SOURCE DATA »
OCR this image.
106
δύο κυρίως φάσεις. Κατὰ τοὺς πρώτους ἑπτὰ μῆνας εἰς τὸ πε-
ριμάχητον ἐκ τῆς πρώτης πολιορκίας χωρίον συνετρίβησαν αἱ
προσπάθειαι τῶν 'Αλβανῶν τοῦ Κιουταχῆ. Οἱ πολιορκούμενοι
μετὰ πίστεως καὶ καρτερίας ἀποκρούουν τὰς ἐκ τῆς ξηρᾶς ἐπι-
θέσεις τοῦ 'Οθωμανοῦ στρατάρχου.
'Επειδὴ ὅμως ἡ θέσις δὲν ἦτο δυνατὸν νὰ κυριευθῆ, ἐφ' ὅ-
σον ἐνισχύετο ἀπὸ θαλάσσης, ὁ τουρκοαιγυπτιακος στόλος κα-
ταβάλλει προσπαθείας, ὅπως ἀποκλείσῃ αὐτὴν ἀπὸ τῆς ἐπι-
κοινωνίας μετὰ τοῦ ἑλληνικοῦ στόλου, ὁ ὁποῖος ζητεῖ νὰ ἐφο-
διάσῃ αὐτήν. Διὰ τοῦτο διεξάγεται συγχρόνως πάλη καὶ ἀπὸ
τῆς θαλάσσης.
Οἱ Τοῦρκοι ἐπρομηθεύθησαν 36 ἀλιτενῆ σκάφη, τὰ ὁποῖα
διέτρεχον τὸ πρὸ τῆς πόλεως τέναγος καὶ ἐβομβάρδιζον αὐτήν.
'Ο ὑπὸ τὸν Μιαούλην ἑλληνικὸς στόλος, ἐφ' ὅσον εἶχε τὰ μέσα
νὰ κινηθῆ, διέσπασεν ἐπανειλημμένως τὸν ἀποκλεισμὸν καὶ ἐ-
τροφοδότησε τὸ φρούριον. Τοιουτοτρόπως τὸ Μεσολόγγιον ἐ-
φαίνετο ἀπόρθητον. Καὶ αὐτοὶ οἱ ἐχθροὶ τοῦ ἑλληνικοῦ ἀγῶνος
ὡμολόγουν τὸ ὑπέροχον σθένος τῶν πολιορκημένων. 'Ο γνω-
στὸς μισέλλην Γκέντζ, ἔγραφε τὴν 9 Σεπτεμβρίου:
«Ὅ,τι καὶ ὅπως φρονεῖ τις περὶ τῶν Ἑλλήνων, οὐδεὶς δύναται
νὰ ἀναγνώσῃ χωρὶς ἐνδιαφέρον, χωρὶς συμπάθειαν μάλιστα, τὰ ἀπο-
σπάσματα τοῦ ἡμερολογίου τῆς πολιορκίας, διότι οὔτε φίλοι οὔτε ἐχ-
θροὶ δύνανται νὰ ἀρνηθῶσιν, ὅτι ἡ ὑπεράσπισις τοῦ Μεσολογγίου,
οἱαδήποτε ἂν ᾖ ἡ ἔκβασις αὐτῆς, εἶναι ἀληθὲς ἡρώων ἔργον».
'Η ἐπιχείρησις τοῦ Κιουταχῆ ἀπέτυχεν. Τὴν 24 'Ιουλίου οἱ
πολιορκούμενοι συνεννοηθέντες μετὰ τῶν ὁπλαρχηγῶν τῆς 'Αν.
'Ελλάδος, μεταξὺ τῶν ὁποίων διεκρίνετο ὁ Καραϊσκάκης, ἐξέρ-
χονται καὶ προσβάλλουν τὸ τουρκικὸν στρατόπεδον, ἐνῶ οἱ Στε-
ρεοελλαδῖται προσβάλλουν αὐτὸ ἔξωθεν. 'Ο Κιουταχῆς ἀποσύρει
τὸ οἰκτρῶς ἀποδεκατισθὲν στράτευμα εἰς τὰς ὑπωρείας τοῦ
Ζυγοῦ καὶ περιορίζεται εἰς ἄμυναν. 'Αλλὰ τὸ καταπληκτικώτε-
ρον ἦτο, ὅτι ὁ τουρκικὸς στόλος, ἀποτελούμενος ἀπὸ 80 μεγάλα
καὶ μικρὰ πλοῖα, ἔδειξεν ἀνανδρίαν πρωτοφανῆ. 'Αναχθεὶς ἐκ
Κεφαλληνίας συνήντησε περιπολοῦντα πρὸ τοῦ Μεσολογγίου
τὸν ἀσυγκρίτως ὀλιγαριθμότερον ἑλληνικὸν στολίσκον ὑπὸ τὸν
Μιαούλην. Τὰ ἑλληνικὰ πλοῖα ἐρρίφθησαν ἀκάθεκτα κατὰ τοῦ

PROBLEM STATEMENT » Find the string "στόλος" in the records, then copy each line where it occurs.

EXERCISE SOLUTION »
σον ἐνισχύετο ἀπὸ θαλάσσης, ὁ τουρκοαιγυπτιακος στόλος κα-
'Ο ὑπὸ τὸν Μιαούλην ἑλληνικὸς στόλος, ἐφ' ὅσον εἶχε τὰ μέσα
ρον ἦτο, ὅτι ὁ τουρκικὸς στόλος, ἀποτελούμενος ἀπὸ 80 μεγάλα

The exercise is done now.